Supplied records:

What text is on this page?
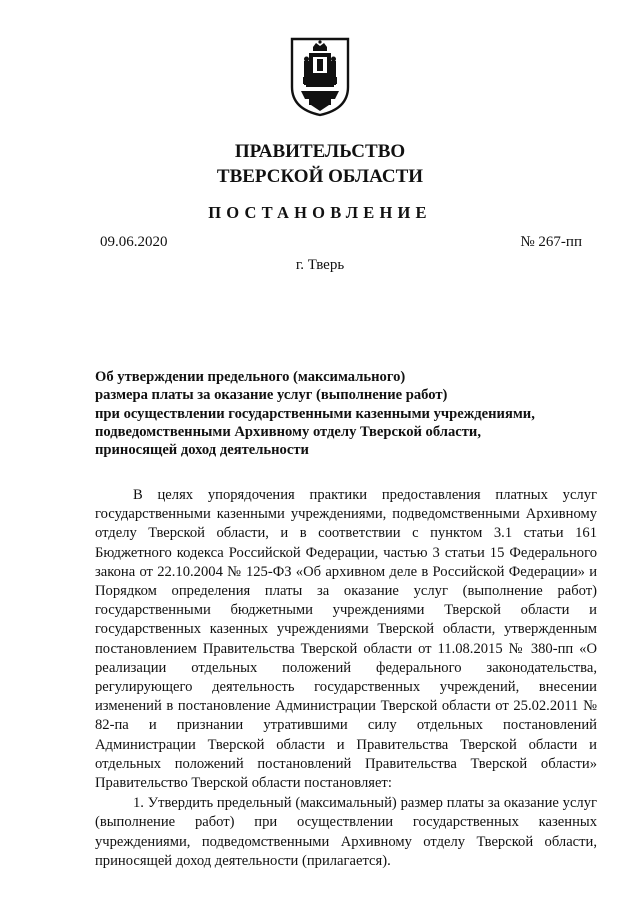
ПРАВИТЕЛЬСТВО
ТВЕРСКОЙ ОБЛАСТИ
ПОСТАНОВЛЕНИЕ
09.06.2020	№ 267-пп
г. Тверь
Об утверждении предельного (максимального)
размера платы за оказание услуг (выполнение работ)
при осуществлении государственными казенными учреждениями,
подведомственными Архивному отделу Тверской области,
приносящей доход деятельности

В целях упорядочения практики предоставления платных услуг государственными казенными учреждениями, подведомственными Архивному отделу Тверской области, и в соответствии с пунктом 3.1 статьи 161 Бюджетного кодекса Российской Федерации, частью 3 статьи 15 Федерального закона от 22.10.2004 № 125-ФЗ «Об архивном деле в Российской Федерации» и Порядком определения платы за оказание услуг (выполнение работ) государственными бюджетными учреждениями Тверской области и государственных казенных учреждениями Тверской области, утвержденным постановлением Правительства Тверской области от 11.08.2015 № 380-пп «О реализации отдельных положений федерального законодательства, регулирующего деятельность государственных учреждений, внесении изменений в постановление Администрации Тверской области от 25.02.2011 № 82-па и признании утратившими силу отдельных постановлений Администрации Тверской области и Правительства Тверской области и отдельных положений постановлений Правительства Тверской области» Правительство Тверской области постановляет:

1. Утвердить предельный (максимальный) размер платы за оказание услуг (выполнение работ) при осуществлении государственных казенных учреждениями, подведомственными Архивному отделу Тверской области, приносящей доход деятельности (прилагается).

Task description:
How many of the lines above include the word "деятельности"? Respond with the number alone.

Task output:
2